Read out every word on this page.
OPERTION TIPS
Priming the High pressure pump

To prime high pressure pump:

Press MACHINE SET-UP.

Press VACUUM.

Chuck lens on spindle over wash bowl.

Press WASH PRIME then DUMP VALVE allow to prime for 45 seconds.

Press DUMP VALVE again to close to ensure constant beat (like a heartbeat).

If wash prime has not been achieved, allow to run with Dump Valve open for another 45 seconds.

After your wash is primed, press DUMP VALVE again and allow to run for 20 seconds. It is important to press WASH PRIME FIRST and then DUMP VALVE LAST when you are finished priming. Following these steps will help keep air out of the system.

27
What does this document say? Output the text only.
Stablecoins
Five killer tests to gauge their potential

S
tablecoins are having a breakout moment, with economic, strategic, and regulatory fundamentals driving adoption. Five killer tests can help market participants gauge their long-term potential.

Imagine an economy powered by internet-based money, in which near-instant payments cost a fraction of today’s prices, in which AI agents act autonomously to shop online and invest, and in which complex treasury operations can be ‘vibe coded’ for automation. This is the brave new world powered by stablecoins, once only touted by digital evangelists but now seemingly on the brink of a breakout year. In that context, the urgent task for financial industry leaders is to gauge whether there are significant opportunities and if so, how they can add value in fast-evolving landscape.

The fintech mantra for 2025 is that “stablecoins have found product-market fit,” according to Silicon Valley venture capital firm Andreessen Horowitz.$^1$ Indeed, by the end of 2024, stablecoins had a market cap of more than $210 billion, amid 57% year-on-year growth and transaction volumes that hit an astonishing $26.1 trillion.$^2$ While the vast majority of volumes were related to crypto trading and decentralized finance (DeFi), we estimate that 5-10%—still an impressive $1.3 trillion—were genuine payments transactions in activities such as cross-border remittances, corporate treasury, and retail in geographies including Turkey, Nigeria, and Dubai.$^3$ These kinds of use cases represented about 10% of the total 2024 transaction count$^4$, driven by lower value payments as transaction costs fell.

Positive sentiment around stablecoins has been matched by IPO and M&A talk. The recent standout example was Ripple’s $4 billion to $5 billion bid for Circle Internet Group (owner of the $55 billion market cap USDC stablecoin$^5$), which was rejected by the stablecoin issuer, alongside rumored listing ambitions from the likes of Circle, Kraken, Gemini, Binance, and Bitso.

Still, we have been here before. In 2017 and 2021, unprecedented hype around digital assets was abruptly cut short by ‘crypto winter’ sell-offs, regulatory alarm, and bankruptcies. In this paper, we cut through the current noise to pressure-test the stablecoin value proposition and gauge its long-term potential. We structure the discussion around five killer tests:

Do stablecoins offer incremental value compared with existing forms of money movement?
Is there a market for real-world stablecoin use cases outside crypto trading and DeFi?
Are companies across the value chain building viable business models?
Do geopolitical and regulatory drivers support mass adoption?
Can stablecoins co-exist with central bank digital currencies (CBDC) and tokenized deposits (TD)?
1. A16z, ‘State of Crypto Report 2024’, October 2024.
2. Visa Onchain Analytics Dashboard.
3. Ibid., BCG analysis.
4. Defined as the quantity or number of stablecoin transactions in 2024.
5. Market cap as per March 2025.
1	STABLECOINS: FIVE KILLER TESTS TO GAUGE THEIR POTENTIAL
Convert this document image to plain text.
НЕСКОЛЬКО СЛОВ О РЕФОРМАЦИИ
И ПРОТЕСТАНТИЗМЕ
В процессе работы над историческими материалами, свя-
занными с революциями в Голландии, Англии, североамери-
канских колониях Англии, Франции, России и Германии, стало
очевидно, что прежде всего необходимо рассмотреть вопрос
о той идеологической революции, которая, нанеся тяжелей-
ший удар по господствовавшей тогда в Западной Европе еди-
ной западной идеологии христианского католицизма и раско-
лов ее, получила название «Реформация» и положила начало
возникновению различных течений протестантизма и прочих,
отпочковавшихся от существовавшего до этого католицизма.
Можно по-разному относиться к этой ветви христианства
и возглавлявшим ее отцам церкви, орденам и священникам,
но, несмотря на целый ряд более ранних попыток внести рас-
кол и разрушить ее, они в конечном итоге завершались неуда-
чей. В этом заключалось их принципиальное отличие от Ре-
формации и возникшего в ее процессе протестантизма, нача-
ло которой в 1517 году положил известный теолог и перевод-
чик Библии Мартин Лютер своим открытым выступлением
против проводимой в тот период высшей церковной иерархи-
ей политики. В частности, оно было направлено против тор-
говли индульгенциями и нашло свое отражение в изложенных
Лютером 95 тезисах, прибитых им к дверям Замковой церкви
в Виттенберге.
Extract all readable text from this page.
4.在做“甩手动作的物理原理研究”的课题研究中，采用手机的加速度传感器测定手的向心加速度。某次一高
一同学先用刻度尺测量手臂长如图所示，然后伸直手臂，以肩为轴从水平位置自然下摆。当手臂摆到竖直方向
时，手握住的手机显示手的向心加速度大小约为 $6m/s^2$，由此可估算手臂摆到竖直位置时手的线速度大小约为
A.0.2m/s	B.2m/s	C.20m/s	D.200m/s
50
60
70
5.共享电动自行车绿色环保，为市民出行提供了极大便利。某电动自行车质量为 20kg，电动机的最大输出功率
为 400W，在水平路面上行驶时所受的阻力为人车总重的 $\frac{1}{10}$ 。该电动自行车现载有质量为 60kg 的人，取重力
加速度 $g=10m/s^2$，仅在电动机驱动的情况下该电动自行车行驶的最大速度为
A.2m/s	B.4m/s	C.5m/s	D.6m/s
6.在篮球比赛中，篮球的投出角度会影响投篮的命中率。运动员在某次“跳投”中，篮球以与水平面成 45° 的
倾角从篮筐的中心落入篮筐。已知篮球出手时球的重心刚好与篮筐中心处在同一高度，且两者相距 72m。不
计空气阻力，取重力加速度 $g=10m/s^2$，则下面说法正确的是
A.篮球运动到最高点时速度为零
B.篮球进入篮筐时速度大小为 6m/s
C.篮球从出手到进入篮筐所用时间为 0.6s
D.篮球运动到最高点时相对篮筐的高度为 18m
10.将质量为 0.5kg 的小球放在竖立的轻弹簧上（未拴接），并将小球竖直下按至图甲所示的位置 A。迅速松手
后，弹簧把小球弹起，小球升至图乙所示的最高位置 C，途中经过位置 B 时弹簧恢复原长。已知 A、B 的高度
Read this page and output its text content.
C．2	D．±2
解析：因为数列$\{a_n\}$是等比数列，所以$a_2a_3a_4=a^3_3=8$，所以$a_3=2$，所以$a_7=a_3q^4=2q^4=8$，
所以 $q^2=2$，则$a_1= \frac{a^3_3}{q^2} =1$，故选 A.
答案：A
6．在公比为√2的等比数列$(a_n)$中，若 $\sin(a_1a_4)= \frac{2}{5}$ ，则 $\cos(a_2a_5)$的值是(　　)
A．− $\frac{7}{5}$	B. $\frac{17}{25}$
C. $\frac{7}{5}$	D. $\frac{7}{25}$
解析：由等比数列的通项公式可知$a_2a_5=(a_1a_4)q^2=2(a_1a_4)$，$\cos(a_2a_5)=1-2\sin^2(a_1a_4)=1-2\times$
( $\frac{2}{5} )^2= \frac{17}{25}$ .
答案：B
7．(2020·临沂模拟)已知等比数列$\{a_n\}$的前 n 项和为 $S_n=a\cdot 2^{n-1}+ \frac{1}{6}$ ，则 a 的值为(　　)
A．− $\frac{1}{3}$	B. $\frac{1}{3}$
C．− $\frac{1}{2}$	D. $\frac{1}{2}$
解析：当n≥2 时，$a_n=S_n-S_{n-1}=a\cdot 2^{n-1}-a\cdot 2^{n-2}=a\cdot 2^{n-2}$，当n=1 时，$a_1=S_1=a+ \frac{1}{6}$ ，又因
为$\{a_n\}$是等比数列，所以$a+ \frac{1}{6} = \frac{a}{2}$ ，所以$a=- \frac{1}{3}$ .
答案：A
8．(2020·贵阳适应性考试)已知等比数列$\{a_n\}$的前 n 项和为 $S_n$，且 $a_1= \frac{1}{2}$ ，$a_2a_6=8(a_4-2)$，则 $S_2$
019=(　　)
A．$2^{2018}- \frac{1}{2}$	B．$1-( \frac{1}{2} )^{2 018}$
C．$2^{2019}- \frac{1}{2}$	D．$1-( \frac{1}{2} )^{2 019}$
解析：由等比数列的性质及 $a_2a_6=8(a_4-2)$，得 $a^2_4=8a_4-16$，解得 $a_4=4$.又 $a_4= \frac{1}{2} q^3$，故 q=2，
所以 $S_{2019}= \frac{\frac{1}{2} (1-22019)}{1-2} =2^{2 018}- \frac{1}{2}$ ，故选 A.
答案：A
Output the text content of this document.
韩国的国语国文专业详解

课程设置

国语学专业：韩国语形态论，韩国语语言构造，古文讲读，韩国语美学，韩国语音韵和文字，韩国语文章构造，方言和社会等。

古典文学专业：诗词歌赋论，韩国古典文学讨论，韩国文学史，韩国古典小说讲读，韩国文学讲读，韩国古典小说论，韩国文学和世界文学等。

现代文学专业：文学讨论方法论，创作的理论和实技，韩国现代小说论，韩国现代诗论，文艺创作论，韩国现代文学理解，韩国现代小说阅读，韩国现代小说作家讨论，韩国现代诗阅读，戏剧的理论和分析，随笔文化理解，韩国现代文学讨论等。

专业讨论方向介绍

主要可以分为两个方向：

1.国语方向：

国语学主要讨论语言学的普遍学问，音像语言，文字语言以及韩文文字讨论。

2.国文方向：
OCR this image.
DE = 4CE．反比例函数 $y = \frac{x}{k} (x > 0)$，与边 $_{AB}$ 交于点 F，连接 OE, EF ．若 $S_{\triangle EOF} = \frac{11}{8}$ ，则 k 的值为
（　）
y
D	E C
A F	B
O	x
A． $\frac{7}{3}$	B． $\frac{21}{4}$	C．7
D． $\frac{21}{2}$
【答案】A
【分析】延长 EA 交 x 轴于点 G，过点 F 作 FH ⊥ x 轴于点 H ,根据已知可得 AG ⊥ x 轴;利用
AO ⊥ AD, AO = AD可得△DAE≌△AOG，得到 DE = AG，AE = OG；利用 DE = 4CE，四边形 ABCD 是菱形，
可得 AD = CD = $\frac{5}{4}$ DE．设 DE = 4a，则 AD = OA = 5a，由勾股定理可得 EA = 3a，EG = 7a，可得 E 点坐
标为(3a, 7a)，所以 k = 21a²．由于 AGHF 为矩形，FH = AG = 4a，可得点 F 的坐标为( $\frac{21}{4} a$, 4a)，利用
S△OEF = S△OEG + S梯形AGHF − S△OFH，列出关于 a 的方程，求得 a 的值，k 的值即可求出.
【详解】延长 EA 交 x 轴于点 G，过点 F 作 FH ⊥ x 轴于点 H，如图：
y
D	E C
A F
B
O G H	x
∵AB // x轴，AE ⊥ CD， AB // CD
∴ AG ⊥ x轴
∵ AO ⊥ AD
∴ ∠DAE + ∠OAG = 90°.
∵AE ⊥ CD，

● ● ●

**Task prompt:**
Look above for every line with the word "help" and copy it.

**Output for this exercise:**
After your wash is primed, press DUMP VALVE again and allow to run for 20 seconds. It is important to press WASH PRIME FIRST and then DUMP VALVE LAST when you are finished priming. Following these steps will help keep air out of the system.
tablecoins are having a breakout moment, with economic, strategic, and regulatory fundamentals driving adoption. Five killer tests can help market participants gauge their long-term potential.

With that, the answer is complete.